• _To do_
Every entry below must appear again, exactly as written.

### Supplied records

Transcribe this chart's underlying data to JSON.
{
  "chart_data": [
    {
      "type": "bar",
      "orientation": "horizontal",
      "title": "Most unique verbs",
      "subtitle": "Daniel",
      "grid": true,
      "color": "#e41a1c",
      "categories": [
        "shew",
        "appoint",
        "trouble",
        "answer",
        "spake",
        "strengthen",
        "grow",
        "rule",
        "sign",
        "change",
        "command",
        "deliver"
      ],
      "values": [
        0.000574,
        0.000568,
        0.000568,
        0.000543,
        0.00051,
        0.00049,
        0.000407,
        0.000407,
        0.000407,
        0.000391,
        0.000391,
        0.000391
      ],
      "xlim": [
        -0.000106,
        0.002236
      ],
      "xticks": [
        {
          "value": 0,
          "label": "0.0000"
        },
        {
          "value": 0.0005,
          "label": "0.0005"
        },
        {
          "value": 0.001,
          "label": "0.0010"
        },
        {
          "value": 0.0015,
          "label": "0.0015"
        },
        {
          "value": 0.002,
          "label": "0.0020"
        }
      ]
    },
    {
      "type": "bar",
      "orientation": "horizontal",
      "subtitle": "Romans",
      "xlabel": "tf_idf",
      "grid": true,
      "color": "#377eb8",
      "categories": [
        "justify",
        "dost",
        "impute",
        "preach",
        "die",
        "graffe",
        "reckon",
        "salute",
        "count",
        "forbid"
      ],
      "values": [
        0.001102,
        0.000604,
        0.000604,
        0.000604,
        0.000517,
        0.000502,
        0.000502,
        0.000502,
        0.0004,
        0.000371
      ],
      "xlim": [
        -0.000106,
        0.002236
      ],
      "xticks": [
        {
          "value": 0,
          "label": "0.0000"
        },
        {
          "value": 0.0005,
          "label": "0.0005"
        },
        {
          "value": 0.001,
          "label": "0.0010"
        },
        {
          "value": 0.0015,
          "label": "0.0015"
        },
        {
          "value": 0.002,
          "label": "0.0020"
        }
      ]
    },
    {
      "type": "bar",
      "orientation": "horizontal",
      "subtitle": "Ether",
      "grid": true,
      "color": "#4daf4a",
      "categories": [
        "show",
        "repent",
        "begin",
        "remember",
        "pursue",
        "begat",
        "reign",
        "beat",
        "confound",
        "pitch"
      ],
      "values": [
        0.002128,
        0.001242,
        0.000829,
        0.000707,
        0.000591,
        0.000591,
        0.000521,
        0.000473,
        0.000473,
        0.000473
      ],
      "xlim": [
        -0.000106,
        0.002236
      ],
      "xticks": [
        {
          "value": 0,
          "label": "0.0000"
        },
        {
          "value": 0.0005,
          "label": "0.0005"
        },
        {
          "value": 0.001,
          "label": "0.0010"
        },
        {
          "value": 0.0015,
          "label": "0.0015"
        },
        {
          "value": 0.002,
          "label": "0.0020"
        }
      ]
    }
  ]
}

######

• _Output below_
Transcribe this chart's underlying data to JSON.
{
  "chart_data": [
    {
      "type": "bar",
      "orientation": "horizontal",
      "title": "Most unique verbs",
      "subtitle": "Daniel",
      "grid": true,
      "color": "#e41a1c",
      "categories": [
        "shew",
        "appoint",
        "trouble",
        "answer",
        "spake",
        "strengthen",
        "grow",
        "rule",
        "sign",
        "change",
        "command",
        "deliver"
      ],
      "values": [
        0.000574,
        0.000568,
        0.000568,
        0.000543,
        0.00051,
        0.00049,
        0.000407,
        0.000407,
        0.000407,
        0.000391,
        0.000391,
        0.000391
      ],
      "xlim": [
        -0.000106,
        0.002236
      ],
      "xticks": [
        {
          "value": 0,
          "label": "0.0000"
        },
        {
          "value": 0.0005,
          "label": "0.0005"
        },
        {
          "value": 0.001,
          "label": "0.0010"
        },
        {
          "value": 0.0015,
          "label": "0.0015"
        },
        {
          "value": 0.002,
          "label": "0.0020"
        }
      ]
    },
    {
      "type": "bar",
      "orientation": "horizontal",
      "subtitle": "Romans",
      "xlabel": "tf_idf",
      "grid": true,
      "color": "#377eb8",
      "categories": [
        "justify",
        "dost",
        "impute",
        "preach",
        "die",
        "graffe",
        "reckon",
        "salute",
        "count",
        "forbid"
      ],
      "values": [
        0.001102,
        0.000604,
        0.000604,
        0.000604,
        0.000517,
        0.000502,
        0.000502,
        0.000502,
        0.0004,
        0.000371
      ],
      "xlim": [
        -0.000106,
        0.002236
      ],
      "xticks": [
        {
          "value": 0,
          "label": "0.0000"
        },
        {
          "value": 0.0005,
          "label": "0.0005"
        },
        {
          "value": 0.001,
          "label": "0.0010"
        },
        {
          "value": 0.0015,
          "label": "0.0015"
        },
        {
          "value": 0.002,
          "label": "0.0020"
        }
      ]
    },
    {
      "type": "bar",
      "orientation": "horizontal",
      "subtitle": "Ether",
      "grid": true,
      "color": "#4daf4a",
      "categories": [
        "show",
        "repent",
        "begin",
        "remember",
        "pursue",
        "begat",
        "reign",
        "beat",
        "confound",
        "pitch"
      ],
      "values": [
        0.002128,
        0.001242,
        0.000829,
        0.000707,
        0.000591,
        0.000591,
        0.000521,
        0.000473,
        0.000473,
        0.000473
      ],
      "xlim": [
        -0.000106,
        0.002236
      ],
      "xticks": [
        {
          "value": 0,
          "label": "0.0000"
        },
        {
          "value": 0.0005,
          "label": "0.0005"
        },
        {
          "value": 0.001,
          "label": "0.0010"
        },
        {
          "value": 0.0015,
          "label": "0.0015"
        },
        {
          "value": 0.002,
          "label": "0.0020"
        }
      ]
    }
  ]
}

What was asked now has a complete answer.